## Passage for review
_ _ _ _
[Written two weeks ahead of surgery.]
I was pretty casual about the surgery for the 3 months or so since it got scheduled. Matter-of-fact. Yes, I’m having surgery. Yes, it’s a big deal, but no, I don’t have cancer. I’m glad I get to choose this. I believe it’s the right thing to do. The big day loomed on the calendar, reminding me to enjoy myself now, work on my abs now, and not worry too much about what was ahead.
But now we are under two weeks away, and all the feelings have suddenly begun to simmer.
Am I crazy to do this?
I don’t want to do this.
I choose to do this.
I wish I didn’t have to do this.
That one right there. Because of course I don’t want to go carving into my body. And of course it’s scary. Even so, I believe it is the right choice. Not only that, I’ve gotten messages from many, many people that they think so, too. I take that as the Universe cheering me on. I receive it gratefully.
I just wish I didn’t have to. Which always reminds me of this quote:
So do all who live to see such times, but that is not for them to decide. All you have to decide is what to do with the time that is given to you.
-J.R.R. Tolkien
The time that is given to me. Do I hope for the best year after year, scan after scan? Or do I decide to act?
Something will kill me. Whether that’s cancer, a shark, or who knows what, this surgery will not ensure my immortality. Removing my ovaries within the next year will also not ensure I live forever, and yet that’s what the doctors are recommending.
But here’s the thing: I get to choose these moves and execute them on my timeline. That sounds a hell of a lot better than running into the existential roadblock that is a cancer diagnosis. I spoke to my cousin. Sixteen rounds of chemo before they could even think about these surgeries. The mental drain. The everything that is fucking cancer. The fear it will return.
I have the option to walk in healthy, go through some serious shit, and continue on with my life. I get to choosethis. Do I want to? Hell no. But I get to. And that is a big deal.
I wish none of this had happened. So do all.
I will take this body with which I’ve had an “it’s complicated” relationship forever, and I will alter it. I will give up sensation and surrender to recovery. I will mourn the loss of my breasts but be grateful that my body can rebuild them. I will never be the same.
But I will still be me.
This choice is part of my time in this life. I am strong and healthy and will be beautiful before and after this is all done. I’m scared. I don’t want to. I know it’s my path.
This isn’t the first time I’ve had to smash a comfort zone. I’ve been on the precipice of the Wild Unknown before more than once. I know it’ a leap. I’ll be ready.
YOUR TURN:
1. Reflect on a time when you were scared as hell but did it anyway.
2. Write down a quote or mantra that gets you through rough times.
_ _ _ _
Please translate this sentence from the pre-surgery essay into Spanish: "This choice is part of my time in this life."
_ _ _ _
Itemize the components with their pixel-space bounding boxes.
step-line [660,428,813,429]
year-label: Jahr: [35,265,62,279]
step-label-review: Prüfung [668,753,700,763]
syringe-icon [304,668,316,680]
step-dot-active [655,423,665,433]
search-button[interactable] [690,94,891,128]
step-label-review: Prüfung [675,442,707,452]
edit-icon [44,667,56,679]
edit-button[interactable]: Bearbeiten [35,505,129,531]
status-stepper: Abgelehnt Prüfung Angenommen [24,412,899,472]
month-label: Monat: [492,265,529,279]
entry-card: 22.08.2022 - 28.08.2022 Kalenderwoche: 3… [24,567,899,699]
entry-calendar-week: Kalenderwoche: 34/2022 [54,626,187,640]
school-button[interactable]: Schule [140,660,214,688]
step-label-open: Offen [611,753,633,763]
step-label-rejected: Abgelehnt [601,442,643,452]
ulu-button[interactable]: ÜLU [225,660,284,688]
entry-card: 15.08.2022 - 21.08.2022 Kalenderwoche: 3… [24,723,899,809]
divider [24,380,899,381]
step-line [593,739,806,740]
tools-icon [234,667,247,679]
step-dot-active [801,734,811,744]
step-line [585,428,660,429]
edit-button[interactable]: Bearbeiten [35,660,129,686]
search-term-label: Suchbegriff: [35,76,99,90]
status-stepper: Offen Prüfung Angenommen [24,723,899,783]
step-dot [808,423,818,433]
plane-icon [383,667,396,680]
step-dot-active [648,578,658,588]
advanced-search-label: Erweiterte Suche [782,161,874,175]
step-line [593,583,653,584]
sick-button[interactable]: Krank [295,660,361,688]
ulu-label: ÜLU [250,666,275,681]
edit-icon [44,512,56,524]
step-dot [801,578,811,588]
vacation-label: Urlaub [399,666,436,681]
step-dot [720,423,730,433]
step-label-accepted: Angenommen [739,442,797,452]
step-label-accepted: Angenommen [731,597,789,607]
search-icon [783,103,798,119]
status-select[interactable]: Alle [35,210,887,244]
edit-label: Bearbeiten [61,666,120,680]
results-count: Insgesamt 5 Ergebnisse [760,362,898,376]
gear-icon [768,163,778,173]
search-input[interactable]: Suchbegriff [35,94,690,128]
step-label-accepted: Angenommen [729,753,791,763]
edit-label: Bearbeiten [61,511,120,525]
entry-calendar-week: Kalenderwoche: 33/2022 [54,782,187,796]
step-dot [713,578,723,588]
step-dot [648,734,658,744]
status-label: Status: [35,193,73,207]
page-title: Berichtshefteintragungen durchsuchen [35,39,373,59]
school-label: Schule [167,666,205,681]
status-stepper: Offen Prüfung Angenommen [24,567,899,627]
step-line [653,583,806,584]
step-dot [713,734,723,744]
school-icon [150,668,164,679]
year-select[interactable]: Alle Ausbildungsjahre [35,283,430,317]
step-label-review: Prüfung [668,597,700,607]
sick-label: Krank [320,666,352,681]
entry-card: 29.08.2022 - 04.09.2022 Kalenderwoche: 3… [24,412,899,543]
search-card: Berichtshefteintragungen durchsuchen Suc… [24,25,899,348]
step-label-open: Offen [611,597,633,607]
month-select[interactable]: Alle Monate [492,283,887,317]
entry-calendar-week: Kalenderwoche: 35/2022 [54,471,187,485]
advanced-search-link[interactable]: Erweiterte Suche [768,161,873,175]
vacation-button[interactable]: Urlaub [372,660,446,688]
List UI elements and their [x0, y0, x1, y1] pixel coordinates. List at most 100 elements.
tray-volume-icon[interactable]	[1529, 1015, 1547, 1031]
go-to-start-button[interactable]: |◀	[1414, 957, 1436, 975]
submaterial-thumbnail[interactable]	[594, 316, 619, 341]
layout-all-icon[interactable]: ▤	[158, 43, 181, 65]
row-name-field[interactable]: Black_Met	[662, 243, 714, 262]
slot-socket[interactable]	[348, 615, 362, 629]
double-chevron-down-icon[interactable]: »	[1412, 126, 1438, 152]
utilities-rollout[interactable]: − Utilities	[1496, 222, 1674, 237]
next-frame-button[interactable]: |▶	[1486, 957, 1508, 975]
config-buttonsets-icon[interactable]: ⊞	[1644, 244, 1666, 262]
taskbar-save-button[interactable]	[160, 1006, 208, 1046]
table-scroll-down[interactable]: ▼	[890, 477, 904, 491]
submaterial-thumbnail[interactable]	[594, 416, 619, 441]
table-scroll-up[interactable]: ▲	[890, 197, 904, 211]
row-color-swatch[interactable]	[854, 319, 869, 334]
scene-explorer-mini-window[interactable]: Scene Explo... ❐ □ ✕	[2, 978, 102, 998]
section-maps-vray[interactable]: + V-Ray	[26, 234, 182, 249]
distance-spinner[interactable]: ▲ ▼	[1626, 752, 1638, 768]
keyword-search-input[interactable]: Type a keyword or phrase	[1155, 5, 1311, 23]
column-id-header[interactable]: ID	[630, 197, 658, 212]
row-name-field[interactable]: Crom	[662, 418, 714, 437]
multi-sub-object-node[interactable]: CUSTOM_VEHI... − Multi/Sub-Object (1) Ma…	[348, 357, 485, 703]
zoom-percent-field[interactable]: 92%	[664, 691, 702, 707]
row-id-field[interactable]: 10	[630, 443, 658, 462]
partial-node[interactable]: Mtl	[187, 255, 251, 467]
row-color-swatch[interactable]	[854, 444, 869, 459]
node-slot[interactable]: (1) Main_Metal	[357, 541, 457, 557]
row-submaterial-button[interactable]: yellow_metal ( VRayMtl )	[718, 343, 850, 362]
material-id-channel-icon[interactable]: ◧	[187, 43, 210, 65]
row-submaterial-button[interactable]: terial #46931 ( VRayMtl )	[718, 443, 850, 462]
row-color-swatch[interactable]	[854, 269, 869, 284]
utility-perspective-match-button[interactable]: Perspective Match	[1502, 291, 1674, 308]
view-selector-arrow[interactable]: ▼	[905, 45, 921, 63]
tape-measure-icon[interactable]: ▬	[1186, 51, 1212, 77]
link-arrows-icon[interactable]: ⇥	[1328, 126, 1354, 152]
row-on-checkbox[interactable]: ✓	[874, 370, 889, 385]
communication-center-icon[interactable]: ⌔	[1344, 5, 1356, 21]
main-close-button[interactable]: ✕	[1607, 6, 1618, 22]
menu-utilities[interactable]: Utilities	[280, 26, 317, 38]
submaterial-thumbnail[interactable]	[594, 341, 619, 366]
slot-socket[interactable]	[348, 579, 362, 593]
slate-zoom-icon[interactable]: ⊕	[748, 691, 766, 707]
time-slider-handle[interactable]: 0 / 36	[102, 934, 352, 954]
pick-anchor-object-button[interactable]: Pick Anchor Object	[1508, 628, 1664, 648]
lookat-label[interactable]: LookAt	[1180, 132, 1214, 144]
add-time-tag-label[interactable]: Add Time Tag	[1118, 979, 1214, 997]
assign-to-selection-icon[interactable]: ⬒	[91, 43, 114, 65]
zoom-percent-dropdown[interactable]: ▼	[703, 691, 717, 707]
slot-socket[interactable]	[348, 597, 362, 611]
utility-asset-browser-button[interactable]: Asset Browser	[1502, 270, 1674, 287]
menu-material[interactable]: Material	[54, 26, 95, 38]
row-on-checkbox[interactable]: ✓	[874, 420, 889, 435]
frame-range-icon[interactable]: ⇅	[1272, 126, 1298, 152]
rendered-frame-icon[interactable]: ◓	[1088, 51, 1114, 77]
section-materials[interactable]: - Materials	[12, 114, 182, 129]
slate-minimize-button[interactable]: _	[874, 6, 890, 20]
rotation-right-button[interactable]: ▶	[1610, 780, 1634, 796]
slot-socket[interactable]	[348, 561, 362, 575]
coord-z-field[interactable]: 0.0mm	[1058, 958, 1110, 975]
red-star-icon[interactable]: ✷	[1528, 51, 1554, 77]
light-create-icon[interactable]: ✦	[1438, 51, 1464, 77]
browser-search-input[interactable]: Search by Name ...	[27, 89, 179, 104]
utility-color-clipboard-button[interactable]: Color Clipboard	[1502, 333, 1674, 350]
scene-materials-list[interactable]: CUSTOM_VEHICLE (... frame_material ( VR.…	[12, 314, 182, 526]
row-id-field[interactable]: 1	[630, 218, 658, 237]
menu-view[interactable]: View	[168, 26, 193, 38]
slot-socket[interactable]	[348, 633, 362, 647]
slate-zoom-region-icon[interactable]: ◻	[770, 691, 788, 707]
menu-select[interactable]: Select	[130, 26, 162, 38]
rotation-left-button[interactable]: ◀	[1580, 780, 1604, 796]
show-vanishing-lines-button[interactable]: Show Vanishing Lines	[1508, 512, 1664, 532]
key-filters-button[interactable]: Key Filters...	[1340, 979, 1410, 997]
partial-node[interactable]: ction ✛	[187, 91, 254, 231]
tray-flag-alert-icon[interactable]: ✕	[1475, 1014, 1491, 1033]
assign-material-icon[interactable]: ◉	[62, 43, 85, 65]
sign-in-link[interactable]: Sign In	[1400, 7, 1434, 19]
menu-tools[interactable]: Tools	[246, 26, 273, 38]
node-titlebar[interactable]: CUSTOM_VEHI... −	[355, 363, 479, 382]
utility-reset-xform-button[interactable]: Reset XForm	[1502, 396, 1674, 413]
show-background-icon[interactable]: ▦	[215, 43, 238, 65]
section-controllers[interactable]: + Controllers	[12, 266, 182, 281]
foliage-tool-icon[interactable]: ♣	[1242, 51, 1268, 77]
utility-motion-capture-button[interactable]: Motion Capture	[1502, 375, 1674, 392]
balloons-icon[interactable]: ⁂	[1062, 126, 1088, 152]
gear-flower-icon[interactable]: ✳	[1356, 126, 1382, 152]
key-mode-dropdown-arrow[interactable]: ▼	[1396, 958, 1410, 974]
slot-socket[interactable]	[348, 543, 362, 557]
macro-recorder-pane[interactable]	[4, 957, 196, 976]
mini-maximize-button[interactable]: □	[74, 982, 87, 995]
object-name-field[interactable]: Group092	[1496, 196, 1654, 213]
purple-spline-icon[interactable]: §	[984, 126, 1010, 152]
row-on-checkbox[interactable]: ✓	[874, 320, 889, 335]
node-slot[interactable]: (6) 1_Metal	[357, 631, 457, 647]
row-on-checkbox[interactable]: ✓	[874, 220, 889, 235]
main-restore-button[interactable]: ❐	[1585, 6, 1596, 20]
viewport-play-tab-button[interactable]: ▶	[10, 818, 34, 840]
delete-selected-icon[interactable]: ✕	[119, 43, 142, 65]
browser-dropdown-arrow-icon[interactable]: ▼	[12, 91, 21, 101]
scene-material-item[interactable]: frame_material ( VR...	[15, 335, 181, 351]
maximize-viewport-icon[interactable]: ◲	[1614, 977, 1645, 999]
_ _ _ _
## Your response
Esta decisión es parte de mi tiempo en esta vida.